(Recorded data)

+---+

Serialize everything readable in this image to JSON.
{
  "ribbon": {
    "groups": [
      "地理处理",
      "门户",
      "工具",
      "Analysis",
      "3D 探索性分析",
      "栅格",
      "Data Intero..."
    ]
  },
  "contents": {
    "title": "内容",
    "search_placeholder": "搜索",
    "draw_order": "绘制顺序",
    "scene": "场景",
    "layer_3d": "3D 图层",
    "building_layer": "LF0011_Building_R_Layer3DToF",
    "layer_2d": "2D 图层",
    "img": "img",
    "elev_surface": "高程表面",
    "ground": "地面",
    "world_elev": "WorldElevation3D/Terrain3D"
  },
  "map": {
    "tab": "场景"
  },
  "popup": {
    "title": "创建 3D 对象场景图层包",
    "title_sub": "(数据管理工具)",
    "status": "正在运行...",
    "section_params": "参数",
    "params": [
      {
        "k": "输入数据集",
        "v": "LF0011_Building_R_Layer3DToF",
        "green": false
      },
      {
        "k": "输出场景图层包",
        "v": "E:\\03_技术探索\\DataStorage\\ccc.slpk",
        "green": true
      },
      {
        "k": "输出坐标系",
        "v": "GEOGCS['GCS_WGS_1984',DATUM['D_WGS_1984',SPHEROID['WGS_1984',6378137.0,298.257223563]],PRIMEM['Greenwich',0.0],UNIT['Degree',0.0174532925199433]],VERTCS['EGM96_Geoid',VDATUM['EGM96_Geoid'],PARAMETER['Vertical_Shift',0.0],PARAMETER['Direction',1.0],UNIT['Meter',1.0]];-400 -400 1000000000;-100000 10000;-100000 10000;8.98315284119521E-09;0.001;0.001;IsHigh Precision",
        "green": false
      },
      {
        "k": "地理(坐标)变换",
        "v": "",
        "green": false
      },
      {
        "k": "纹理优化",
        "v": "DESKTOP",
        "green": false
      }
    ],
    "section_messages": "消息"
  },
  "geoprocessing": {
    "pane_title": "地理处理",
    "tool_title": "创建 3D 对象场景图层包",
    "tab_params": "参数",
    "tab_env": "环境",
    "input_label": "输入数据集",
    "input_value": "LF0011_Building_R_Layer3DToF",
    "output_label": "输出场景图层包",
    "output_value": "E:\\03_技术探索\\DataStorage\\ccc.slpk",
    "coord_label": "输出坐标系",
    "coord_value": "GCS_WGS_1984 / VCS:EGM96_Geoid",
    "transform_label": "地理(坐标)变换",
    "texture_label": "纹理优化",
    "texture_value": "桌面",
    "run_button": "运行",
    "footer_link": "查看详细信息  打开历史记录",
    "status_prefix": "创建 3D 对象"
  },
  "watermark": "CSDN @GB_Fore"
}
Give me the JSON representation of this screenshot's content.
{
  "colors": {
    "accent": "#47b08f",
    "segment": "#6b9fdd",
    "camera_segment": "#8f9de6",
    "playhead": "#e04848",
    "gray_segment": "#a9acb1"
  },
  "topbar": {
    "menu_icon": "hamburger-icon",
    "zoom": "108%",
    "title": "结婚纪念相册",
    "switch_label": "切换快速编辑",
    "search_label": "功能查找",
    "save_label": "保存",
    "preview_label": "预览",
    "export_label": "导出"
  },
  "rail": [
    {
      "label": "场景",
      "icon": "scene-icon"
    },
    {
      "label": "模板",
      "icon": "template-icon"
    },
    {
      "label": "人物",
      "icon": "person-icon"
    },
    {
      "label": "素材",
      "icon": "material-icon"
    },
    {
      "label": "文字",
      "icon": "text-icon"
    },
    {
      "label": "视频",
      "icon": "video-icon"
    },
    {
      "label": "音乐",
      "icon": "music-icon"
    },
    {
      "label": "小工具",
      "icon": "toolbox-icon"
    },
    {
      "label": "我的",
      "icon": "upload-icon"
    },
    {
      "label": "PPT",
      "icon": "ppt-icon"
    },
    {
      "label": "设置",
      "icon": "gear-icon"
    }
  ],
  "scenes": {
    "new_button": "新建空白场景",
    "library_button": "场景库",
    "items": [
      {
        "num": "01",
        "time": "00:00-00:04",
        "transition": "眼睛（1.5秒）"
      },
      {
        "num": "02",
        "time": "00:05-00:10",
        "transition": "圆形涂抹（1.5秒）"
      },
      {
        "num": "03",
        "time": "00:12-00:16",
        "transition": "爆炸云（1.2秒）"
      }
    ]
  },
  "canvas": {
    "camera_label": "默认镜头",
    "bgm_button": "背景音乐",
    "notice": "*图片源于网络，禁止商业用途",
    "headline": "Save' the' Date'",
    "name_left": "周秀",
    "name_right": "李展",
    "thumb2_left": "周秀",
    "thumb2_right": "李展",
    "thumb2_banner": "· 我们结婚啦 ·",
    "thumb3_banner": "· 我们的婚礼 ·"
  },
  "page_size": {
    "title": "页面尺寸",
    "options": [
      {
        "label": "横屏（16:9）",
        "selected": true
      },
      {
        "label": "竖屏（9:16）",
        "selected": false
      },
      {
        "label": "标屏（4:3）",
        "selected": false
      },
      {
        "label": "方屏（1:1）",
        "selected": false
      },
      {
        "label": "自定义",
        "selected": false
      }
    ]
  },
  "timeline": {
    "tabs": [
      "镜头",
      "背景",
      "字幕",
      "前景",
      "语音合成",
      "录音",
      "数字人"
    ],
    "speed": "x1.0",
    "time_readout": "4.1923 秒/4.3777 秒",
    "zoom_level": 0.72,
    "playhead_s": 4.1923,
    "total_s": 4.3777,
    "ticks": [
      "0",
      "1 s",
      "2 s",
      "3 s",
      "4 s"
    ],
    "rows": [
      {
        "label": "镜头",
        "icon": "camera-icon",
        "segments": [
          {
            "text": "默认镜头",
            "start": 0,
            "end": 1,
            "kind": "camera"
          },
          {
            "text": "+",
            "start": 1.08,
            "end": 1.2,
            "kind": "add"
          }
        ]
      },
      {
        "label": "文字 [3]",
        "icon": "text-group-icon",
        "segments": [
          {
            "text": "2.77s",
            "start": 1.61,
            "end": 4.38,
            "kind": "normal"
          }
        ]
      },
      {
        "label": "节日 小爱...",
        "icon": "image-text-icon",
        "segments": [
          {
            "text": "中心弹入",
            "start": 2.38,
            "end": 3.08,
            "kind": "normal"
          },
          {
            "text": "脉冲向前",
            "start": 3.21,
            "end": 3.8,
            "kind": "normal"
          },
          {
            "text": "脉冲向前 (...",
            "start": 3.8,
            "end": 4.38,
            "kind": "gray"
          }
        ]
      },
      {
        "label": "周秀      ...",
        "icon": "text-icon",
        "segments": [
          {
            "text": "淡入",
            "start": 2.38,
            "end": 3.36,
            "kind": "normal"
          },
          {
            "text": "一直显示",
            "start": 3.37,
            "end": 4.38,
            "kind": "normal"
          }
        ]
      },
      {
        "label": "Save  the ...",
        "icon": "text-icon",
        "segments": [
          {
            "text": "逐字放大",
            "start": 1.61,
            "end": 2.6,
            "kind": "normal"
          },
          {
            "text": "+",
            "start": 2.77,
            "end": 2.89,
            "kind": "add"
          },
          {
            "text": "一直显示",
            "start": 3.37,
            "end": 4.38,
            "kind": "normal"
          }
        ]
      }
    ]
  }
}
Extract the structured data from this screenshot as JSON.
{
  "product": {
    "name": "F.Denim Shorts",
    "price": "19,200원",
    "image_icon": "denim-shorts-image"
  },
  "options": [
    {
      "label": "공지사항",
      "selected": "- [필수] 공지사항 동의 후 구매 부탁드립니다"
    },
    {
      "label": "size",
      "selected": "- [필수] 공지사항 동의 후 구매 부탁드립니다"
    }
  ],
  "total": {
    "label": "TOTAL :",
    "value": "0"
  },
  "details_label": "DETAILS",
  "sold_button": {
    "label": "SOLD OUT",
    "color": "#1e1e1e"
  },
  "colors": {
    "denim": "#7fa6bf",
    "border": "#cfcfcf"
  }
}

+---+

(Exercise goal)
Reproduce only the lines running from the one with "Extract the structured" through the final line of the listing above, both ends included.

(Final answer)
Extract the structured data from this screenshot as JSON.
{
  "product": {
    "name": "F.Denim Shorts",
    "price": "19,200원",
    "image_icon": "denim-shorts-image"
  },
  "options": [
    {
      "label": "공지사항",
      "selected": "- [필수] 공지사항 동의 후 구매 부탁드립니다"
    },
    {
      "label": "size",
      "selected": "- [필수] 공지사항 동의 후 구매 부탁드립니다"
    }
  ],
  "total": {
    "label": "TOTAL :",
    "value": "0"
  },
  "details_label": "DETAILS",
  "sold_button": {
    "label": "SOLD OUT",
    "color": "#1e1e1e"
  },
  "colors": {
    "denim": "#7fa6bf",
    "border": "#cfcfcf"
  }
}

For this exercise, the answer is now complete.